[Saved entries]
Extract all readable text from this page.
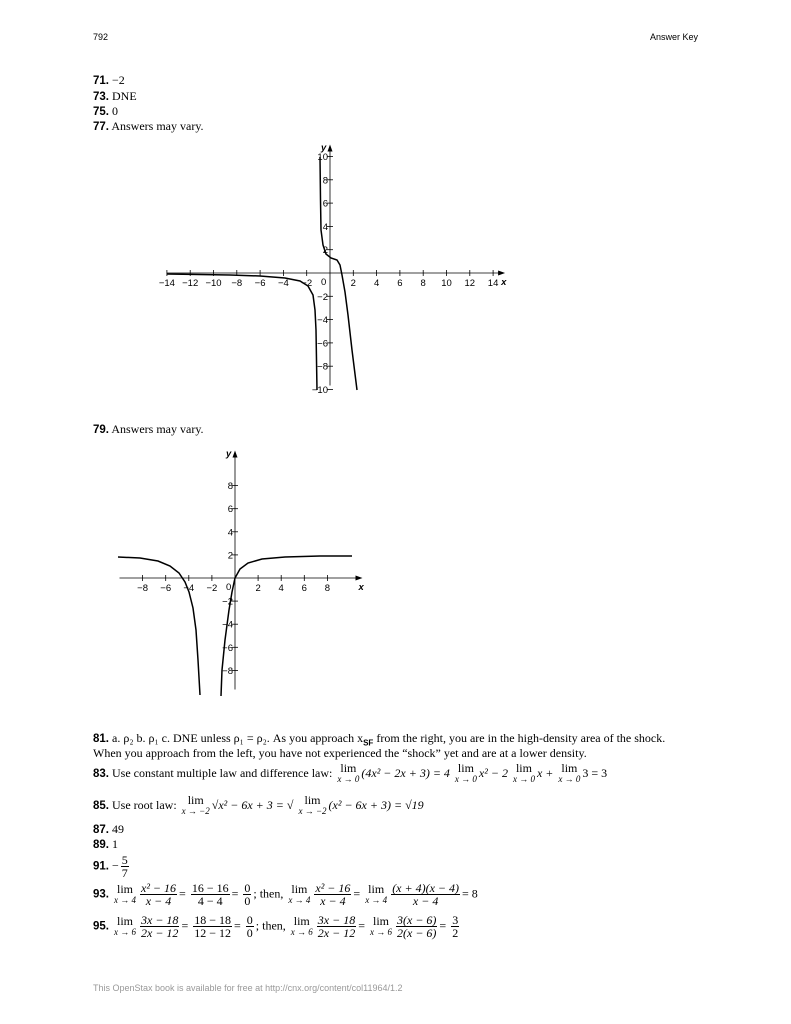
792	Answer Key
71. −2
73. DNE
75. 0
77. Answers may vary.
x
y
0
−14 −12 −10 −8 −6 −4 −2	2 4 6 8 10 12 14
10
8
6
4
2
−2
−4
−6
−8
−10
x
y
0
−8 −6 −4 −2	2 4 6 8
8
6
4
2
−2
−4
−6
−8
79. Answers may vary.
81. a. ρ₂ b. ρ₁ c. DNE unless ρ₁ = ρ₂. As you approach $x_{SF}$ from the right, you are in the high-density area of the shock.
When you approach from the left, you have not experienced the “shock” yet and are at a lower density.
83. Use constant multiple law and difference law: lim
x → 0 (4x² − 2x + 3) = 4 lim
x → 0 x² − 2 lim
x → 0 x + lim
x → 0 3 = 3
85. Use root law: lim
x → −2 √x² − 6x + 3 = √ lim
x → −2 (x² − 6x + 3) = √19
87. 49
89. 1
91. − $\frac{5}{7}$
93. lim
$x \to 4 \frac{\text{x² − 16}}{x - 4} = \frac{16 - 16}{4 - 4} = \frac{0}{0}$ ; then, lim
$x \to 4 \frac{\text{x² − 16}}{x - 4} = \lim$
$x \to 4 \frac{(x + 4)(x - 4)}{x - 4} = 8$
95. lim
$x \to 6 \frac{3x - 18}{2x - 12} = \frac{18 - 18}{12 - 12} = \frac{0}{0}$ ; then, lim
$x \to 6 \frac{3x - 18}{2x - 12} = \lim$
$x \to 6 \frac{3(x - 6)}{2(x - 6)} = \frac{3}{2}$
This OpenStax book is available for free at http://cnx.org/content/col11964/1.2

* **The exercise**: Print the listing above in full, exactly as written. Omit any pictures.

* **Solution to the exercise**:
Extract all readable text from this page.
792	Answer Key
71. −2
73. DNE
75. 0
77. Answers may vary.
x
y
0
−14 −12 −10 −8 −6 −4 −2	2 4 6 8 10 12 14
10
8
6
4
2
−2
−4
−6
−8
−10
x
y
0
−8 −6 −4 −2	2 4 6 8
8
6
4
2
−2
−4
−6
−8
79. Answers may vary.
81. a. ρ₂ b. ρ₁ c. DNE unless ρ₁ = ρ₂. As you approach $x_{SF}$ from the right, you are in the high-density area of the shock.
When you approach from the left, you have not experienced the “shock” yet and are at a lower density.
83. Use constant multiple law and difference law: lim
x → 0 (4x² − 2x + 3) = 4 lim
x → 0 x² − 2 lim
x → 0 x + lim
x → 0 3 = 3
85. Use root law: lim
x → −2 √x² − 6x + 3 = √ lim
x → −2 (x² − 6x + 3) = √19
87. 49
89. 1
91. − $\frac{5}{7}$
93. lim
$x \to 4 \frac{\text{x² − 16}}{x - 4} = \frac{16 - 16}{4 - 4} = \frac{0}{0}$ ; then, lim
$x \to 4 \frac{\text{x² − 16}}{x - 4} = \lim$
$x \to 4 \frac{(x + 4)(x - 4)}{x - 4} = 8$
95. lim
$x \to 6 \frac{3x - 18}{2x - 12} = \frac{18 - 18}{12 - 12} = \frac{0}{0}$ ; then, lim
$x \to 6 \frac{3x - 18}{2x - 12} = \lim$
$x \to 6 \frac{3(x - 6)}{2(x - 6)} = \frac{3}{2}$
This OpenStax book is available for free at http://cnx.org/content/col11964/1.2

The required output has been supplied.